- Exercise inputs:
* * * *

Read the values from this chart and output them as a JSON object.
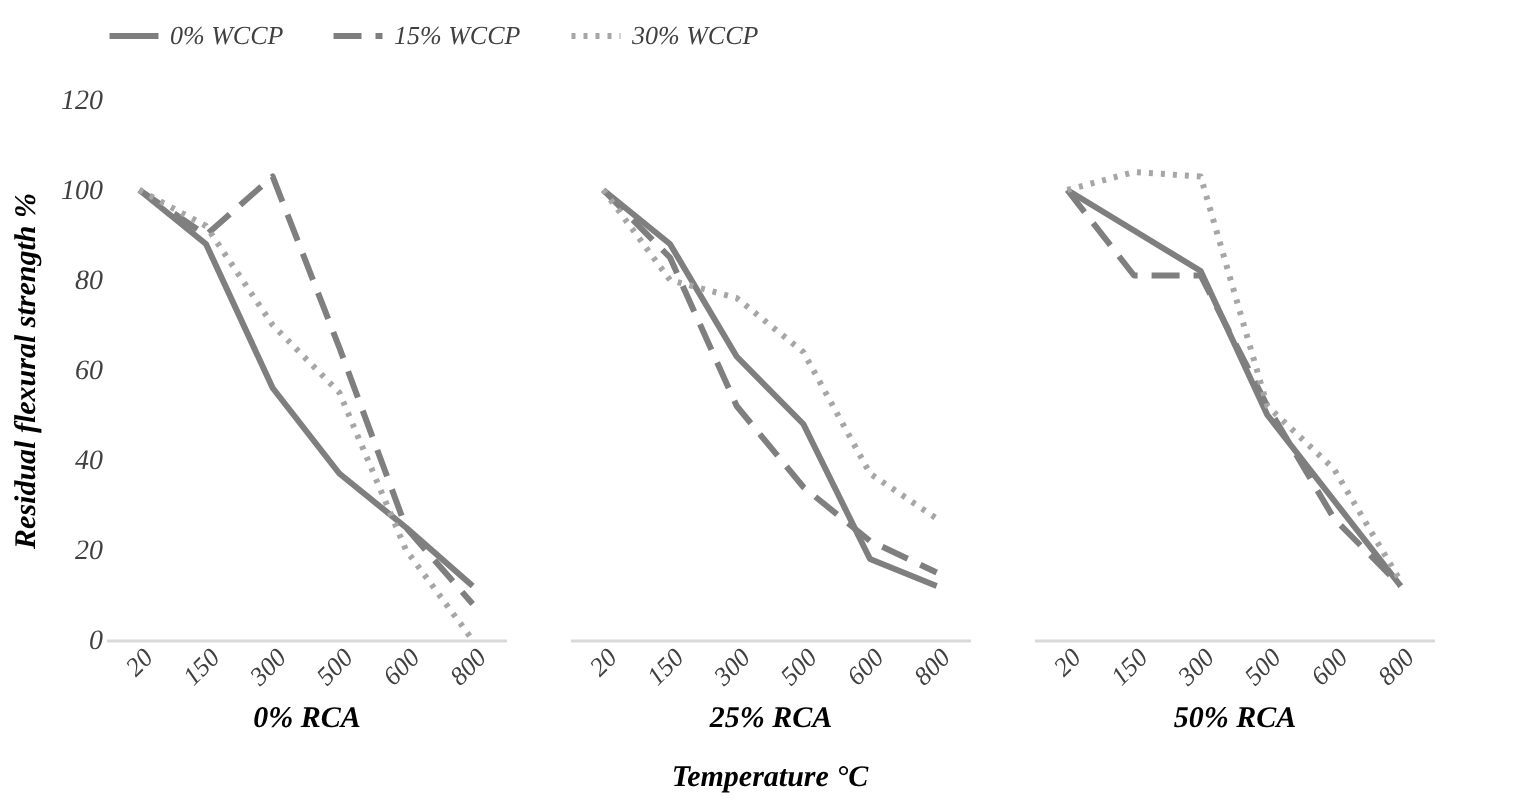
{
  "chart_data": [
    {
      "type": "line",
      "xlabel": "0% RCA",
      "ylabel": "Residual flexural strength %",
      "categories": [
        "20",
        "150",
        "300",
        "500",
        "600",
        "800"
      ],
      "ylim": [
        0,
        120
      ],
      "yticks": [
        0,
        20,
        40,
        60,
        80,
        100,
        120
      ],
      "legend": "top",
      "series": [
        {
          "name": "0% WCCP",
          "color": "#7f7f7f",
          "line_style": "solid",
          "values": [
            100,
            88,
            56,
            37,
            25,
            12
          ]
        },
        {
          "name": "15% WCCP",
          "color": "#7f7f7f",
          "line_style": "dashed",
          "values": [
            100,
            90,
            103,
            65,
            25,
            8
          ]
        },
        {
          "name": "30% WCCP",
          "color": "#a6a6a6",
          "line_style": "dotted",
          "values": [
            100,
            92,
            70,
            55,
            20,
            0
          ]
        }
      ]
    },
    {
      "type": "line",
      "xlabel": "25% RCA",
      "categories": [
        "20",
        "150",
        "300",
        "500",
        "600",
        "800"
      ],
      "ylim": [
        0,
        120
      ],
      "tick_labels": "x",
      "annotations": [
        "Temperature °C"
      ],
      "series": [
        {
          "color": "#7f7f7f",
          "line_style": "solid",
          "values": [
            100,
            88,
            63,
            48,
            18,
            12
          ]
        },
        {
          "color": "#7f7f7f",
          "line_style": "dashed",
          "values": [
            100,
            85,
            52,
            34,
            22,
            15
          ]
        },
        {
          "color": "#a6a6a6",
          "line_style": "dotted",
          "values": [
            100,
            80,
            76,
            64,
            37,
            27
          ]
        }
      ]
    },
    {
      "type": "line",
      "xlabel": "50% RCA",
      "categories": [
        "20",
        "150",
        "300",
        "500",
        "600",
        "800"
      ],
      "ylim": [
        0,
        120
      ],
      "tick_labels": "x",
      "series": [
        {
          "color": "#7f7f7f",
          "line_style": "solid",
          "values": [
            100,
            91,
            82,
            50,
            31,
            12
          ]
        },
        {
          "color": "#7f7f7f",
          "line_style": "dashed",
          "values": [
            100,
            81,
            81,
            52,
            27,
            12
          ]
        },
        {
          "color": "#a6a6a6",
          "line_style": "dotted",
          "values": [
            100,
            104,
            103,
            52,
            38,
            13
          ]
        }
      ]
    }
  ]
}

* * * *

- What this task involves: Look through the data above. Find each line with the string "xlabel" and copy it.

- The reply:
      "xlabel": "0% RCA",
      "xlabel": "25% RCA",
      "xlabel": "50% RCA",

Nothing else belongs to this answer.